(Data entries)
_____

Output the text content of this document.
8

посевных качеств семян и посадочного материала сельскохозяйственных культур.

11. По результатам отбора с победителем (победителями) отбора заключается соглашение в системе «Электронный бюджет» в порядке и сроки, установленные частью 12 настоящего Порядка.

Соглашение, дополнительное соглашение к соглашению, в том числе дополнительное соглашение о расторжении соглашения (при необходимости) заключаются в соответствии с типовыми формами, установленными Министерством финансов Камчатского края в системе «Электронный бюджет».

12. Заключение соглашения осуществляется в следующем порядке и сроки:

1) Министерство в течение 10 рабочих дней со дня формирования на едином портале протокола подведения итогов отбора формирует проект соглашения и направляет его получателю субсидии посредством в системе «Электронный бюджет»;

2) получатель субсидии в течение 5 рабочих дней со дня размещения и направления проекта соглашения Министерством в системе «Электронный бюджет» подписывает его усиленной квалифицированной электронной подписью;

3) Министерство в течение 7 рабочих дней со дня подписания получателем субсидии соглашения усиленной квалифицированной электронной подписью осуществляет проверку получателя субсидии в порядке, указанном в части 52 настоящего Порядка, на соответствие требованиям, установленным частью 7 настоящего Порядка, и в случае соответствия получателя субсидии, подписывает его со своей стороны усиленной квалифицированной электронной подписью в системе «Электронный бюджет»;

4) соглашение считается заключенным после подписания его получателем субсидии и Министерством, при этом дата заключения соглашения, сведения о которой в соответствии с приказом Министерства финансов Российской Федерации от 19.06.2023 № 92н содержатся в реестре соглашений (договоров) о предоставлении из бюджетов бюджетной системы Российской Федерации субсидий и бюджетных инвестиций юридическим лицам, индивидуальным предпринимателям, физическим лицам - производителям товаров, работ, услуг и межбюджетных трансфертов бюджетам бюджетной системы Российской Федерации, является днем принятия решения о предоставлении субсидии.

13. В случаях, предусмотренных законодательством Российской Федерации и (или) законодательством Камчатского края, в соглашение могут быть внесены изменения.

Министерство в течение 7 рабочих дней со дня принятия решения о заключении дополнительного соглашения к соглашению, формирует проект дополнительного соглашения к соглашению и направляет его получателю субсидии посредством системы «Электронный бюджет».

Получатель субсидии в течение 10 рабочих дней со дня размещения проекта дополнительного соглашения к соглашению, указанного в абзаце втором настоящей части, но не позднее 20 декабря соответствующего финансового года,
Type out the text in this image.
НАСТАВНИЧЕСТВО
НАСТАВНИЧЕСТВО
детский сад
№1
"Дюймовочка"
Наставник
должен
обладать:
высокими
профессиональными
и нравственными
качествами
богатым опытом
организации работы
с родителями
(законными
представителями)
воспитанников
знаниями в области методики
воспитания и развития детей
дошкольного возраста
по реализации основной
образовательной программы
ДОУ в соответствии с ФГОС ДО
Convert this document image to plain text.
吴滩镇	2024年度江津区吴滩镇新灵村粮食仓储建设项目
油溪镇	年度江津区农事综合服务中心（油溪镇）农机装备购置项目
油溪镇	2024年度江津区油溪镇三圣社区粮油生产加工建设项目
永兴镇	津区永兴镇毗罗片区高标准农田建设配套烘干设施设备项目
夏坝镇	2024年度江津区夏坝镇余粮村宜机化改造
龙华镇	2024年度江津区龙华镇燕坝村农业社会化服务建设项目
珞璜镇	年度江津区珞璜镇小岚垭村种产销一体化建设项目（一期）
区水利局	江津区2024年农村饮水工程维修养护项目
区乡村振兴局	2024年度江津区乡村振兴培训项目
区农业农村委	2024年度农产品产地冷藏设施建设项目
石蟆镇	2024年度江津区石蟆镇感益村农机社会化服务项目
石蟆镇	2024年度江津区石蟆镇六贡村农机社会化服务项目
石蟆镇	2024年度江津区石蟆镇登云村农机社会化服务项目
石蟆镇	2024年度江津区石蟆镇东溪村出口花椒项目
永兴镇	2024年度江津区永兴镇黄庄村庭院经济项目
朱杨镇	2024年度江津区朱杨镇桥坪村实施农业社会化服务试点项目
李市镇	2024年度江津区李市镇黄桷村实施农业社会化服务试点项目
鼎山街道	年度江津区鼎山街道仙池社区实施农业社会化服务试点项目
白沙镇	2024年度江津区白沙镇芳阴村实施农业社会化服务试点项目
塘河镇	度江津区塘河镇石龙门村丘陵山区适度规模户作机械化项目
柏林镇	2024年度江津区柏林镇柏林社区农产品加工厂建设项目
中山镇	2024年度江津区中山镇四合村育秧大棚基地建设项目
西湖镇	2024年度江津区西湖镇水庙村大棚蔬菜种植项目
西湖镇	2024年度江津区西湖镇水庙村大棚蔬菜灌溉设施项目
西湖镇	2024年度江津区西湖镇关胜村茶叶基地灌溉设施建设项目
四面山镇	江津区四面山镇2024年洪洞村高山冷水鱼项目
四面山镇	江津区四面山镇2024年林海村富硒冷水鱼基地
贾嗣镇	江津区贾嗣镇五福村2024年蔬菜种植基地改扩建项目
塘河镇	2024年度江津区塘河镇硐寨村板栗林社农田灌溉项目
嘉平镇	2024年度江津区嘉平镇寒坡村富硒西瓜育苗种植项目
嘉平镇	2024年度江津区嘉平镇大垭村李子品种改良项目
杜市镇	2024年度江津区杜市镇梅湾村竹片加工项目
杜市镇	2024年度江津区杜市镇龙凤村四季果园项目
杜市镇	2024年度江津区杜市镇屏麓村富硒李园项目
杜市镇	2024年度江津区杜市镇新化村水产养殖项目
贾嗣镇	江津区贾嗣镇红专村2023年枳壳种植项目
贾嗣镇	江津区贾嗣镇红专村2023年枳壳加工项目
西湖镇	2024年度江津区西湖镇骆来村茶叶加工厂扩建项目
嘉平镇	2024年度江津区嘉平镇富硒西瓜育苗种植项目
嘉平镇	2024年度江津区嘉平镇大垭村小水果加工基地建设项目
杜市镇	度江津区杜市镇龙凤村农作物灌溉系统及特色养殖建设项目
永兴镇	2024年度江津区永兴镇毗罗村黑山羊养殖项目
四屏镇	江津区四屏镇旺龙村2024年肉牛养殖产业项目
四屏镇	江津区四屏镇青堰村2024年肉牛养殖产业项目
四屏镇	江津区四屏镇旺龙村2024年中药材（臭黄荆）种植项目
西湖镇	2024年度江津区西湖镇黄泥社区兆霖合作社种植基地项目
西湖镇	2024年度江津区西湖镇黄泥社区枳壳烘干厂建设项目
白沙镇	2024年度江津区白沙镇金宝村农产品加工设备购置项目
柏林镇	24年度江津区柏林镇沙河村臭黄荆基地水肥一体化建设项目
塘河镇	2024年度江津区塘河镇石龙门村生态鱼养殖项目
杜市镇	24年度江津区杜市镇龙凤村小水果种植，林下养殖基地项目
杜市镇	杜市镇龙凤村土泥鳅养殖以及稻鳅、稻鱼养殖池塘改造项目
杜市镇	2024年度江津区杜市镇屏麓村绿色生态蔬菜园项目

_____

◆ Stated exercise
Which lines contain "Порядка"? Copy each of them out.

◆ Solution
11. По результатам отбора с победителем (победителями) отбора заключается соглашение в системе «Электронный бюджет» в порядке и сроки, установленные частью 12 настоящего Порядка.
3) Министерство в течение 7 рабочих дней со дня подписания получателем субсидии соглашения усиленной квалифицированной электронной подписью осуществляет проверку получателя субсидии в порядке, указанном в части 52 настоящего Порядка, на соответствие требованиям, установленным частью 7 настоящего Порядка, и в случае соответствия получателя субсидии, подписывает его со своей стороны усиленной квалифицированной электронной подписью в системе «Электронный бюджет»;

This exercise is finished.